(DIRECTIONS FOR THIS TASK): Your task is to output all the records below, word for word.
— start DATA TO USE —
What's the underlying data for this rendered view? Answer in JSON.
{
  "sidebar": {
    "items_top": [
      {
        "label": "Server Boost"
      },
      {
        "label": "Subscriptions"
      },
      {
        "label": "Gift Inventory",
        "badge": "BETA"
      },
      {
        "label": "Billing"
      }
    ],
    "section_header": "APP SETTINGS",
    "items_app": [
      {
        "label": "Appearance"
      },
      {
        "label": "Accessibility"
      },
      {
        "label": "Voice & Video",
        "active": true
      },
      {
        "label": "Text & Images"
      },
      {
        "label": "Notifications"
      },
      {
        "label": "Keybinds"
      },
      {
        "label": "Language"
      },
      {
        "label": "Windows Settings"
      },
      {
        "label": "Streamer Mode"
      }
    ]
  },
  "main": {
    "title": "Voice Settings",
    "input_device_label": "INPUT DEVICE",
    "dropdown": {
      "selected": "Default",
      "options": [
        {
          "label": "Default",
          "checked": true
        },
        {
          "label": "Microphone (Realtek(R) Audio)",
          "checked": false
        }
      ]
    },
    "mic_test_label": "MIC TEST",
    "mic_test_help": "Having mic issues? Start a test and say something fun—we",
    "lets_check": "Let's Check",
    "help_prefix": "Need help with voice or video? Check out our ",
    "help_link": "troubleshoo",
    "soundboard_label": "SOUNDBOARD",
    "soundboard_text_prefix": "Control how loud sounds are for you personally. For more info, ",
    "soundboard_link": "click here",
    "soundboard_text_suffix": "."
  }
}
— end DATA TO USE —
(SOLUTION FOR THIS EXERCISE):
What's the underlying data for this rendered view? Answer in JSON.
{
  "sidebar": {
    "items_top": [
      {
        "label": "Server Boost"
      },
      {
        "label": "Subscriptions"
      },
      {
        "label": "Gift Inventory",
        "badge": "BETA"
      },
      {
        "label": "Billing"
      }
    ],
    "section_header": "APP SETTINGS",
    "items_app": [
      {
        "label": "Appearance"
      },
      {
        "label": "Accessibility"
      },
      {
        "label": "Voice & Video",
        "active": true
      },
      {
        "label": "Text & Images"
      },
      {
        "label": "Notifications"
      },
      {
        "label": "Keybinds"
      },
      {
        "label": "Language"
      },
      {
        "label": "Windows Settings"
      },
      {
        "label": "Streamer Mode"
      }
    ]
  },
  "main": {
    "title": "Voice Settings",
    "input_device_label": "INPUT DEVICE",
    "dropdown": {
      "selected": "Default",
      "options": [
        {
          "label": "Default",
          "checked": true
        },
        {
          "label": "Microphone (Realtek(R) Audio)",
          "checked": false
        }
      ]
    },
    "mic_test_label": "MIC TEST",
    "mic_test_help": "Having mic issues? Start a test and say something fun—we",
    "lets_check": "Let's Check",
    "help_prefix": "Need help with voice or video? Check out our ",
    "help_link": "troubleshoo",
    "soundboard_label": "SOUNDBOARD",
    "soundboard_text_prefix": "Control how loud sounds are for you personally. For more info, ",
    "soundboard_link": "click here",
    "soundboard_text_suffix": "."
  }
}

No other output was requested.